Obviously, environmental, animal health,
and health human health are inextricably
linked (Mbugi, 2012; URT-PMO, 2015;
Muhanga and Malungo, 2017; 2018a;
2018b) and definitely if optimal health for
animals, the environment, and humans has
to be attained, this has to be understood very
well. Livestock production, for instance,
makes the greatest contribution to
greenhouse emissions, significantly
influencing climate change.
Kayunze et al, (2012) claim that intensive
animal production practices also provide for
easy transmission of infectious diseases The
methane produced under intensive
production system also significantly
contributes to climate change. The
exploitation of wildlife, trading on wildlife
and increasing interactions between
livestock and wildlife also can lead to the
emergence of infectious diseases.
All these activities have economic
incentives underpinning them, with
infectious disease emergence and spread,
and environmental degradation being
unintended consequences (Jones et al.,
2008; Mumba et al., 2014). It, therefore,
remains crucial for the animal health, human
health, and related sectors professionals to
closely collaborate and along with it, a high-
level understanding of OHA promoted
amongst people to maintain good health.
A study by Kambarage et al.,(2003) points
out that the interaction between humans and
animals can result in a number of
consequences including diseases such as
human Brucellosis originating from both
traditional and dairy animals. This study
reports a total of 50000 detected cases,
however claiming that there is a number of
disease incidences undetected, unreported or
underreported without pointing out to any
empirical reasons for such cases. A number
of factors are attributed this: including, low
awareness on the interaction between
animals and humans (Scholz et al., 2008);
lack of a holistic systems approach to
understanding health across all species;
failure to recognize that humans and animals
health are inextricably linked (Schwabe,
1984; Rweyemamu et al., 2012), absence of
working cooperation between physicians
and veterinarians (Rweyemamu et al.,
2013).

§ **Extracted data entries**
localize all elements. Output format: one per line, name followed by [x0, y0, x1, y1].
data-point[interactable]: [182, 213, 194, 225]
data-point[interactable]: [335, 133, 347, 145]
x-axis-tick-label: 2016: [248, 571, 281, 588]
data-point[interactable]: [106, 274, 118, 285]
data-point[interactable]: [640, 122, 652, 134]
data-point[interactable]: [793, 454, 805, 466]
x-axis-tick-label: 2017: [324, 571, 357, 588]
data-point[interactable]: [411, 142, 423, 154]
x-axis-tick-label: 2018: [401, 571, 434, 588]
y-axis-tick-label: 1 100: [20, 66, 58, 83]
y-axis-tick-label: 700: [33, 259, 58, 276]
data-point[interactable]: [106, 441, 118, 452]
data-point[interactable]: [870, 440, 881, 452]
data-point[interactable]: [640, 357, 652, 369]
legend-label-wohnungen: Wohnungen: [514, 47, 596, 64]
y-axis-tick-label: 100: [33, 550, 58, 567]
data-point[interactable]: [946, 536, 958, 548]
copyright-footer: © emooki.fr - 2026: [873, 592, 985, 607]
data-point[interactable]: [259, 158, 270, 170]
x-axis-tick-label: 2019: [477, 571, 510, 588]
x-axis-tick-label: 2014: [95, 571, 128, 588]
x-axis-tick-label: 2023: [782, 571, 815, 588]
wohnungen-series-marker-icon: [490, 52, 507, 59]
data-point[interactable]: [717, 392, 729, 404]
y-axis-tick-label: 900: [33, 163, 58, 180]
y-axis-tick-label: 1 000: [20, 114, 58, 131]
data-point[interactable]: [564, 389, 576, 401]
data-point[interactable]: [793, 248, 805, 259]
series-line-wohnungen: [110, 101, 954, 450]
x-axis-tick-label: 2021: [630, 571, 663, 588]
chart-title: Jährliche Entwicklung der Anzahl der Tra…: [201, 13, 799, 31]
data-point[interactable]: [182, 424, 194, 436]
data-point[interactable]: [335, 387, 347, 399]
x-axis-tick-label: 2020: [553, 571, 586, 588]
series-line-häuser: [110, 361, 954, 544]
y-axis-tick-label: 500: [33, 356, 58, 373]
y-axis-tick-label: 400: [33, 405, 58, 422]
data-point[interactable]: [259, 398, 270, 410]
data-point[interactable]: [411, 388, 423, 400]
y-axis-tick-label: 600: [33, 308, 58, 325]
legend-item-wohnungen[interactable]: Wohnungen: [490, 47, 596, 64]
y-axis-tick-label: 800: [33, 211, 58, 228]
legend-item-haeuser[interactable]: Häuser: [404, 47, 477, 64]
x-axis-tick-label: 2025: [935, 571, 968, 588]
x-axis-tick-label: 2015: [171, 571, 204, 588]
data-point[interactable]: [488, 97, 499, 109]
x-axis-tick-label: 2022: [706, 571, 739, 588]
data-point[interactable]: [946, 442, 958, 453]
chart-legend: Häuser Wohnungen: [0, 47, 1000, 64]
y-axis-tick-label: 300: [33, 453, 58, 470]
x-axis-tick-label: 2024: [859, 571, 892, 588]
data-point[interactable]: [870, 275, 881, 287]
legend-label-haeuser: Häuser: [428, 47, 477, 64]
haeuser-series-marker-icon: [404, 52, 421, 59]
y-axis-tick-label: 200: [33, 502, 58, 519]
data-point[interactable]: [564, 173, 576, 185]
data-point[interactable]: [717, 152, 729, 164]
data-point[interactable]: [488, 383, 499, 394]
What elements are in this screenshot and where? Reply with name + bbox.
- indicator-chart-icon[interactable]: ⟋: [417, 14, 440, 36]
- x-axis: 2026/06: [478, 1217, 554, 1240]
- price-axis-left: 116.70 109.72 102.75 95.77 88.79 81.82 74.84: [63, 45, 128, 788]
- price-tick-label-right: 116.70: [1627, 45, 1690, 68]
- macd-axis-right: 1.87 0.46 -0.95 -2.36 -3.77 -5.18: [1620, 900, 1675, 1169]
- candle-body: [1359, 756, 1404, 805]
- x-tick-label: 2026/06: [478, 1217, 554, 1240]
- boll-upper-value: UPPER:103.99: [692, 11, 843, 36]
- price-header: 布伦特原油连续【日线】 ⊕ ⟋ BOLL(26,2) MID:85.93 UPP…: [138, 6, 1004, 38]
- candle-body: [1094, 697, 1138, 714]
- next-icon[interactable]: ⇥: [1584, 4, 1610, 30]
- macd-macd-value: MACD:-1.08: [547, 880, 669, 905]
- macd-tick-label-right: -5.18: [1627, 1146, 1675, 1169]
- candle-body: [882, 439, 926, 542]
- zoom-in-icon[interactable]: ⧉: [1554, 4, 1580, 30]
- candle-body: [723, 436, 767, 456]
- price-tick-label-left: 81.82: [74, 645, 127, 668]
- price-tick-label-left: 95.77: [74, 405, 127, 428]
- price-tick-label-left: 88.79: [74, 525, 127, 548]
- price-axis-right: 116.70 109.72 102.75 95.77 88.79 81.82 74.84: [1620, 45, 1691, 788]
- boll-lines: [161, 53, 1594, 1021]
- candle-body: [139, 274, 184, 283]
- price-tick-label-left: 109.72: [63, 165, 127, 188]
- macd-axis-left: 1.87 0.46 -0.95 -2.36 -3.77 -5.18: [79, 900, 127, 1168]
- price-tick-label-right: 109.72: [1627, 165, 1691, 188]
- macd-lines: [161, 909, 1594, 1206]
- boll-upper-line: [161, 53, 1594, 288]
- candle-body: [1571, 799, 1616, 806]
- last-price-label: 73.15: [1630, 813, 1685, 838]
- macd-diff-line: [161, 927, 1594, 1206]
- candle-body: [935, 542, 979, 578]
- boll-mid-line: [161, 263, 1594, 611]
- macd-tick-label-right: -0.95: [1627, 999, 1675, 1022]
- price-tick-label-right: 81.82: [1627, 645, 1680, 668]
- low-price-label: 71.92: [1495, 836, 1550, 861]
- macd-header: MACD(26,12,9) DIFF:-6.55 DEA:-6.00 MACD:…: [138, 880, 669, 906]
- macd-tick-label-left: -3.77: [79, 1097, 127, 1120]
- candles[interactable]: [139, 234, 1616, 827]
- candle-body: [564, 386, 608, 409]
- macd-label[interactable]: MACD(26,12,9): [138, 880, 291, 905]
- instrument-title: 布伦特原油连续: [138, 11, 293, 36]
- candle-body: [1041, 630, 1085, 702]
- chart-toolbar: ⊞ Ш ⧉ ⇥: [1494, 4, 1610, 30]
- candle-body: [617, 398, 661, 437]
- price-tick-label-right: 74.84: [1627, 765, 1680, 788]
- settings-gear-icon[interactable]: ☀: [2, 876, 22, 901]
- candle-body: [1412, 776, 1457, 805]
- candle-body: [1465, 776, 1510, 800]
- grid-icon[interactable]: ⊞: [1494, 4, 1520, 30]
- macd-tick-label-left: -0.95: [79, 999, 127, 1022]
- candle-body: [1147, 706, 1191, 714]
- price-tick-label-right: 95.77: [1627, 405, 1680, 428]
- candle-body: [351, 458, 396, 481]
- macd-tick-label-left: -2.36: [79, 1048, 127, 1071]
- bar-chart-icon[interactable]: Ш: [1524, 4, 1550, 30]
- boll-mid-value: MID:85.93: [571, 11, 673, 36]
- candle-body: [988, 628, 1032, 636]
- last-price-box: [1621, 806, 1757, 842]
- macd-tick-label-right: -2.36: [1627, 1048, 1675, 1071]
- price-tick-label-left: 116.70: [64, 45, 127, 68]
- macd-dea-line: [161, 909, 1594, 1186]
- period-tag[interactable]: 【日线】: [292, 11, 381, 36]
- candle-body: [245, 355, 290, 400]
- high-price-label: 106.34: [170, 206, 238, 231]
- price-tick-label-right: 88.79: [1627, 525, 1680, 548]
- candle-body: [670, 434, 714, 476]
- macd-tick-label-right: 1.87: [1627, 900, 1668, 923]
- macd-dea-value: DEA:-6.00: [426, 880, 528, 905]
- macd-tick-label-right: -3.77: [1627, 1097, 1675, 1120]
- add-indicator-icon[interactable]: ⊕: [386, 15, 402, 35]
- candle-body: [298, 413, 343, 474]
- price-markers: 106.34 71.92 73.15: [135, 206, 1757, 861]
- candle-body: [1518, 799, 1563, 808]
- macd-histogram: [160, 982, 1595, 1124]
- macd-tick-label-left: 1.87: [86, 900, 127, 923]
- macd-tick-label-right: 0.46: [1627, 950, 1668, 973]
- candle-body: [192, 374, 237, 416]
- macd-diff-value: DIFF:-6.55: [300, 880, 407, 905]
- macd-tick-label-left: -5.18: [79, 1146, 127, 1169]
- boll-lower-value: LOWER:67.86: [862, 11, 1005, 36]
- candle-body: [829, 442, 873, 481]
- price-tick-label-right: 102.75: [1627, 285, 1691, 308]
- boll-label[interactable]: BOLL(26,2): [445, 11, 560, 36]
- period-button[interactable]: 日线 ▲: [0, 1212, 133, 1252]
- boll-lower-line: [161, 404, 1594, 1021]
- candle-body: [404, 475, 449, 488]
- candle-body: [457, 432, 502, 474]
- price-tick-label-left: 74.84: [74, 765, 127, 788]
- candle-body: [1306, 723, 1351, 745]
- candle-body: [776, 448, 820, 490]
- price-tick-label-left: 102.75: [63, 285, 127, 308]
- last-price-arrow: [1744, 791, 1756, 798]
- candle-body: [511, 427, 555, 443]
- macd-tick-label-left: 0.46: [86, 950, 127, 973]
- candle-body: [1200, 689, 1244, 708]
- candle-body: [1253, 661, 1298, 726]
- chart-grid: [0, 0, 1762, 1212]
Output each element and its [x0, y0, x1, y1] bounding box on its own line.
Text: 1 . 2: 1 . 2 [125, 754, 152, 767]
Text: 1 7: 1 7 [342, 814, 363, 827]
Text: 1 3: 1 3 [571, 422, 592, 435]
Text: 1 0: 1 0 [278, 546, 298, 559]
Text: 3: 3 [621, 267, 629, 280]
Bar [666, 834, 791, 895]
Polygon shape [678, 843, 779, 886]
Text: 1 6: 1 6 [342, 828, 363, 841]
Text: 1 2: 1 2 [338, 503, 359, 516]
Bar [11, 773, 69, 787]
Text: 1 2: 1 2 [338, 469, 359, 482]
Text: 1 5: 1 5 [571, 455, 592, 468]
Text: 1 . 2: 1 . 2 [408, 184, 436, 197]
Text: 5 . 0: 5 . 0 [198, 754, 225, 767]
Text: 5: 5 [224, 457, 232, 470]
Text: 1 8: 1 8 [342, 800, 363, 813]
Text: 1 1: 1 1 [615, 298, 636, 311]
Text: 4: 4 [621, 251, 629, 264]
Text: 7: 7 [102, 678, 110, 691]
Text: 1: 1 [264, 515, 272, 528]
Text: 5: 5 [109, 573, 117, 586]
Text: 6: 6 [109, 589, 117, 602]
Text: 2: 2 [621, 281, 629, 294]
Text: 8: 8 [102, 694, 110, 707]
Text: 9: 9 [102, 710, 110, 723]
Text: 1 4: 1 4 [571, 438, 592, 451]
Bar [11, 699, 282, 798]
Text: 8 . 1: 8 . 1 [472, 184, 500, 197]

§ **Prompt 1**
Turn the paragraph that begins "Kayunze et al, (2012) claim" in the passage on human, animal, and environmental health into a short bulleted list that keeps its main facts.
§ **Prompt 2**
Resume the passage on human, animal, and environmental health from where it stops.

§ **Expected answer 1**
- Intensive animal production makes infectious diseases easy to transmit (Kayunze et al., 2012).
- Methane from intensive production contributes significantly to climate change.
- Three wildlife-related activities can lead to the emergence of infectious diseases:
  - exploiting wildlife
  - trading in wildlife
  - increasing livestock–wildlife interaction

§ **Expected answer 2**
Low awareness by itself indicates apart from
other factors lack of information on the
interaction between animals and humans and
how such interactions impact on health.
Karimuribo (2007) also reports on the
incidences of human brucellosis in northern
Tanzania. The study has been concerned
with the need for public health information
awareness creation to arrest the situation,
among others, the study recommended for a
need to formulate public health education
programmes plus building disease diagnostic
capacities.
It is obvious that there is a gap in awareness
on humans' and animals’ interaction plus its
consequences and lack of public health
education together with limited working
cooperation between physicians and
veterinarians. Despite pointing out to the
issues related to low awareness (Scholz et
al., 2008) and the need for public health
information awareness creation
(Karimuribo, 2007) these studies have not
empirically studied knowledge, attitudes,
awareness, and practices on OHA.
Obviously, for a precise interpretation of
disease dynamics and for the sake of driving
public policies, the need for substantial
knowledge on the consequences and causes
of some behaviours, human activities, and
lifestyles in ecosystems remains crucial
(Destoumieux-Garzón et al., 2018).
In cognisant of this, the government in
Tanzania introduced One Health Strategic
Plan (2015–2020). This plan is a guiding
document meant to summarize operations
and activities amongst diverse stakeholders.
It also intends to formulate and maintain
close collaboration between the sectors
towards preventing and controlling zoonotic
diseases. The plan further intends to ensure
that there is appropriate preparedness and
consistent and coordinated response in case
of a zoonotic event.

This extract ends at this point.